▶ Required task 1
Reproduce the passage from the mailing-list post about running out of code points that opens with the words containing "On Mon, 5 Jun" and closes with "about 21 bits?".
▶ Required task 2
In the mailing-list post about running out of code points, why would moving to 21 bits give about another century? Answer in one to three sentences.

▶ Passage given
--------

Running out of code points, redux (was: Re: Feedback on the proposal...)

Mon Jun 5 07:37:16 CDT 2017

On Mon, 5 Jun 2017 13:08:06 +0900
"Martin J. Dürst via Unicode" <unicode at unicode.org> wrote:

> On 2017/06/02 04:54, Doug Ewell via Unicode wrote:
> > Richard Wordingham wrote:
> >   
> >> even supporting 6-byte patterns just in case 20.1 bits eventually
> >> turn out not to be enough,  
> 
> Sorry to be late with this, but if 20.1 bits turn out to not be
> enough, what about 21 bits?
> 
> That would still limit UTF-8 to four bytes, but would almost double
> the code space. Assuming (conservatively) that it will take about a
> century to fill up all 17 (well, actually 15, because two are
> private) planes, this would give us another century.

It all depends on how the lead byte is parsed.  With a block-if
construct ignorant of the original design or a look-up table, it may be
simplest to treat F5 onwards as out and out errors and not expect any
trailing bytes.  Code handling attempts at 6-byte code points
was the most complex case.  Of course, one **might** want to handle a
list of mostly small positive integers, at which point the old UTF-8
design might be useful.

Richard.

--------

▶ Raw data
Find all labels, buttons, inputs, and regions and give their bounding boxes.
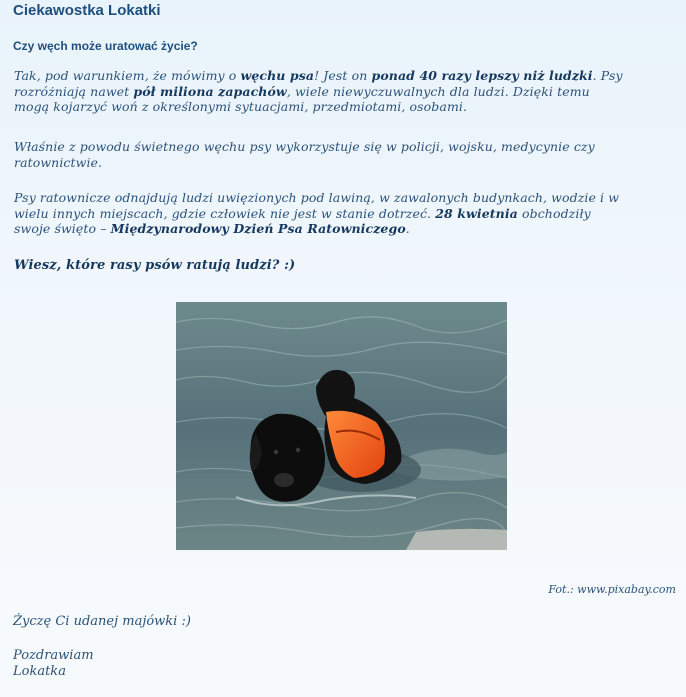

--------

▶ Written reply 1
On Mon, 5 Jun 2017 13:08:06 +0900
"Martin J. Dürst via Unicode" <unicode at unicode.org> wrote:

> On 2017/06/02 04:54, Doug Ewell via Unicode wrote:
> > Richard Wordingham wrote:
> >   
> >> even supporting 6-byte patterns just in case 20.1 bits eventually
> >> turn out not to be enough,  
> 
> Sorry to be late with this, but if 20.1 bits turn out to not be
> enough, what about 21 bits?

▶ Written reply 2
Moving to 21 bits would almost double the code space and still limit UTF-8 to four bytes. The post conservatively assumes that filling the current 15 usable planes takes about a century, so the added space would last roughly another century.